* Problem to work on *
Show every line in the records below that contains the word "участке".

* Data to use *
══════

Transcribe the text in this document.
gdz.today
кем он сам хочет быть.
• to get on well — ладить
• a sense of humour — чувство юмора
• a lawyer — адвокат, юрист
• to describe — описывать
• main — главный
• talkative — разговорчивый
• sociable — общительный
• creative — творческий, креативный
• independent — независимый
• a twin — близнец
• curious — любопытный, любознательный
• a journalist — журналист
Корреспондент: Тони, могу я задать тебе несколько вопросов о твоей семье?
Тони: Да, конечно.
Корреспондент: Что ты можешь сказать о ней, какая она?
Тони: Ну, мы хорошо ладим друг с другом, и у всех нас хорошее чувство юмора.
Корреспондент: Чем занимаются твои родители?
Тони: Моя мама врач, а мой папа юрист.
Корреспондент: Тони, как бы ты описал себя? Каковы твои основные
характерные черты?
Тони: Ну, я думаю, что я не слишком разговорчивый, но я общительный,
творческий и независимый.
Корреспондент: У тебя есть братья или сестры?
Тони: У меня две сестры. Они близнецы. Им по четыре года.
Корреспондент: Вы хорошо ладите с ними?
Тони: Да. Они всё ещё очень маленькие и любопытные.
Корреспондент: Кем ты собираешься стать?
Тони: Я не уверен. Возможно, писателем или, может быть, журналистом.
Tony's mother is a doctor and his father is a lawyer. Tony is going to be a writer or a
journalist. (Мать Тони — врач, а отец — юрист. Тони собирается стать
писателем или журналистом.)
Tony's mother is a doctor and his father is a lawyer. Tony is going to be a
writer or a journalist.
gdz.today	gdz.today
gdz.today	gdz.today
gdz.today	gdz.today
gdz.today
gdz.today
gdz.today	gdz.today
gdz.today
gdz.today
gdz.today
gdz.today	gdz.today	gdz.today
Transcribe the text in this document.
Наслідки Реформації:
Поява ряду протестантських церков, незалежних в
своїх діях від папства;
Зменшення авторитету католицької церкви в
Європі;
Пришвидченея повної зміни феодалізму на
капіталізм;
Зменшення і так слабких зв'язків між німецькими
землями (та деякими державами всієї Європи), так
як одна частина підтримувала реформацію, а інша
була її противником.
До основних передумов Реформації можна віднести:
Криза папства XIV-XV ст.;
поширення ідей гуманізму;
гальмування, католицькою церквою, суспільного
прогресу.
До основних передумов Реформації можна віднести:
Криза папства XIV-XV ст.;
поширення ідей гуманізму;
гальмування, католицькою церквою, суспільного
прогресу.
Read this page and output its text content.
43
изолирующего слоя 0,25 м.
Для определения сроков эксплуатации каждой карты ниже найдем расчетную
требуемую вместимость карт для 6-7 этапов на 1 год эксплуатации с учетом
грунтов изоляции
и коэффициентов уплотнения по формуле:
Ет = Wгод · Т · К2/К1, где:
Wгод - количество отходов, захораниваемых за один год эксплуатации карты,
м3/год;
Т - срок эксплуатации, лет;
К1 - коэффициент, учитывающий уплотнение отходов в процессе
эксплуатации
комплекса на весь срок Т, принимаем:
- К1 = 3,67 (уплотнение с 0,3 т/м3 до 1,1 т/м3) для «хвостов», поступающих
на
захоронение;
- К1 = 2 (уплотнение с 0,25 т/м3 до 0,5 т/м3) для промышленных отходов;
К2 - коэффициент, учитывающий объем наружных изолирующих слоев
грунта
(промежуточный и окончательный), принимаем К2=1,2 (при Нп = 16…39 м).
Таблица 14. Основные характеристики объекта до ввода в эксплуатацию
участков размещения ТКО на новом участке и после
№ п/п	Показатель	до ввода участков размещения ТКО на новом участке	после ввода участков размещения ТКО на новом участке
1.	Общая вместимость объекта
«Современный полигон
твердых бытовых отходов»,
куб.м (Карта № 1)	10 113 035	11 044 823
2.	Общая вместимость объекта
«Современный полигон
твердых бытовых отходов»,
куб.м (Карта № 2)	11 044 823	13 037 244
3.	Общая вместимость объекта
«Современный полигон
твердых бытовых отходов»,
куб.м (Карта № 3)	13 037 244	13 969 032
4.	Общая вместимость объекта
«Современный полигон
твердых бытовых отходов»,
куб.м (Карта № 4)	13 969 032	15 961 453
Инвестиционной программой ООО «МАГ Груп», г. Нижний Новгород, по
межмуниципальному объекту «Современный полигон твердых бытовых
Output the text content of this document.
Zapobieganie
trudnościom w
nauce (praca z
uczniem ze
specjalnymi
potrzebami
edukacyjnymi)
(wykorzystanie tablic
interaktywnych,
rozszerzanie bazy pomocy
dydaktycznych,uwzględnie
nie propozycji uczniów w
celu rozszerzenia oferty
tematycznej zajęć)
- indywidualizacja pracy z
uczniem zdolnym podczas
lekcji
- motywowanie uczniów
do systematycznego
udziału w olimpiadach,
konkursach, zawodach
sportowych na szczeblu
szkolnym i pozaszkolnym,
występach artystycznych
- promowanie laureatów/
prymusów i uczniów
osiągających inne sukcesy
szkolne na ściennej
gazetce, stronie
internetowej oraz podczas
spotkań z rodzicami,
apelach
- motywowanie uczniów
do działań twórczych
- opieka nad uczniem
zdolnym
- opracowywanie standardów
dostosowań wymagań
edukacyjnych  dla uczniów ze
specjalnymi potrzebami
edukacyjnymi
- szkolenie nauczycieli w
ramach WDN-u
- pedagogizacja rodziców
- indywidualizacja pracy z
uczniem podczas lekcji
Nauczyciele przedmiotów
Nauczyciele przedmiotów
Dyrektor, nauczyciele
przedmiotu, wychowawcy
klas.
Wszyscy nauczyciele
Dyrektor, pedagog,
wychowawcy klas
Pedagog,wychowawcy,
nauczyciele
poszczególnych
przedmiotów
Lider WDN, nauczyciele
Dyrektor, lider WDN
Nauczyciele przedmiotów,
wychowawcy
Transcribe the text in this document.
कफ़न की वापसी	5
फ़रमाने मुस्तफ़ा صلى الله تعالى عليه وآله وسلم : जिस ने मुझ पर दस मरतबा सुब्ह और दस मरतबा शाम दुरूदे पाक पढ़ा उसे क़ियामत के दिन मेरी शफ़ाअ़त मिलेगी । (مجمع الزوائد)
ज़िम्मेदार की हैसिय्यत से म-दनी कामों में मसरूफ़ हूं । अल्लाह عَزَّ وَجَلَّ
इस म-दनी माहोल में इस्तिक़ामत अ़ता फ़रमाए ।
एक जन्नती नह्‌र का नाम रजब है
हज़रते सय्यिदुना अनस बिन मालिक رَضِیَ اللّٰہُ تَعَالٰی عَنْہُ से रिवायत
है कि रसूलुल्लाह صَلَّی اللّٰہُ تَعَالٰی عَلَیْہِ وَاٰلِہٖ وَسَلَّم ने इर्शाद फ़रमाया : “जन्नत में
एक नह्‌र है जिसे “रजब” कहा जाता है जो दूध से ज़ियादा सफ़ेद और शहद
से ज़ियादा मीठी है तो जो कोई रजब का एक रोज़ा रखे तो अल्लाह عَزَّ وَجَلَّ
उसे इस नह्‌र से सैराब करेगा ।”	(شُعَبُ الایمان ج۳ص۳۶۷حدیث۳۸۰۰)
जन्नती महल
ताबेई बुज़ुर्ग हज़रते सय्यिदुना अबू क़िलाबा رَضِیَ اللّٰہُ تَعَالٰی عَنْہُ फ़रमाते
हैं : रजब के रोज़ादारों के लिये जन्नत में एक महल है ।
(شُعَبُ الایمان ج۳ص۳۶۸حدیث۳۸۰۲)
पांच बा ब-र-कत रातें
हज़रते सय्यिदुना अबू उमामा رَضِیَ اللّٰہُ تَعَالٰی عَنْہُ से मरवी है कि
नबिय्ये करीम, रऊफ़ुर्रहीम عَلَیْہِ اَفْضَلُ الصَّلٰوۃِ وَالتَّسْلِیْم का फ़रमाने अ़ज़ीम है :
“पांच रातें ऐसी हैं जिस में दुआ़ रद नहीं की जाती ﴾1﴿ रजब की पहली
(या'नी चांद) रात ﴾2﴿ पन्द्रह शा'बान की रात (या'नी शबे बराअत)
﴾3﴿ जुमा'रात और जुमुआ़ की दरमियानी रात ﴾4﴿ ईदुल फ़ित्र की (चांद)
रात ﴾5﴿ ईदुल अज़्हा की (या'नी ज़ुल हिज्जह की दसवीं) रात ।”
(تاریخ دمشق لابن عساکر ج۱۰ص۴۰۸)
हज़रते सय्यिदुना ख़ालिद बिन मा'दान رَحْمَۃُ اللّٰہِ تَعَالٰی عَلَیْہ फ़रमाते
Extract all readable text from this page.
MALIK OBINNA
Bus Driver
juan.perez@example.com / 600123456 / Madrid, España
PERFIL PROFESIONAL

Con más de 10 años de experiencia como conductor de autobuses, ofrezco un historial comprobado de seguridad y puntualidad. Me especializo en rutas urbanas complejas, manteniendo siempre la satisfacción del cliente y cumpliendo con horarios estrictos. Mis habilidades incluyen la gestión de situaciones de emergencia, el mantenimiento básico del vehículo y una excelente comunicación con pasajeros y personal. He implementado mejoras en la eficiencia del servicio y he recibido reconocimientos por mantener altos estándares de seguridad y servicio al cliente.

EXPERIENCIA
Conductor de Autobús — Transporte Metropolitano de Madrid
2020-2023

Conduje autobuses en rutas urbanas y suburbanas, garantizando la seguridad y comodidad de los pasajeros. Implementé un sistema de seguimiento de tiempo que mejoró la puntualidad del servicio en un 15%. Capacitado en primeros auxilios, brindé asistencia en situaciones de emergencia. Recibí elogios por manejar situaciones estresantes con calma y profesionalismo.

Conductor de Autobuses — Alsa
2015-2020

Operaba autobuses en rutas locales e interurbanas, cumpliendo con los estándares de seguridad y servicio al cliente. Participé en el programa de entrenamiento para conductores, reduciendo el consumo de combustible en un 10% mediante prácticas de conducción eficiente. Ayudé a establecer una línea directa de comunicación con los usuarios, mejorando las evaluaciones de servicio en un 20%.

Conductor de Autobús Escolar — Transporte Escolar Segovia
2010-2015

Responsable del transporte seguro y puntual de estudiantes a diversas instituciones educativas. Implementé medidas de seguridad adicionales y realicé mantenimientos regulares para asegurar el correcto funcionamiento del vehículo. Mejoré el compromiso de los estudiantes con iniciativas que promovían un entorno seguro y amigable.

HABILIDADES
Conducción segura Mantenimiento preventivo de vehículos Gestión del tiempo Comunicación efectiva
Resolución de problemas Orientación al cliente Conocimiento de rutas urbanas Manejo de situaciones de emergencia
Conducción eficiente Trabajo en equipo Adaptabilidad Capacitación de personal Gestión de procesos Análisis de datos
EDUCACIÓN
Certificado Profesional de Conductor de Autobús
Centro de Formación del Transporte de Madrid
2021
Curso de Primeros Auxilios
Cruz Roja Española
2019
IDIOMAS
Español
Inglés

══════

* The result *
участков размещения ТКО на новом участке и после
№ п/п	Показатель	до ввода участков размещения ТКО на новом участке	после ввода участков размещения ТКО на новом участке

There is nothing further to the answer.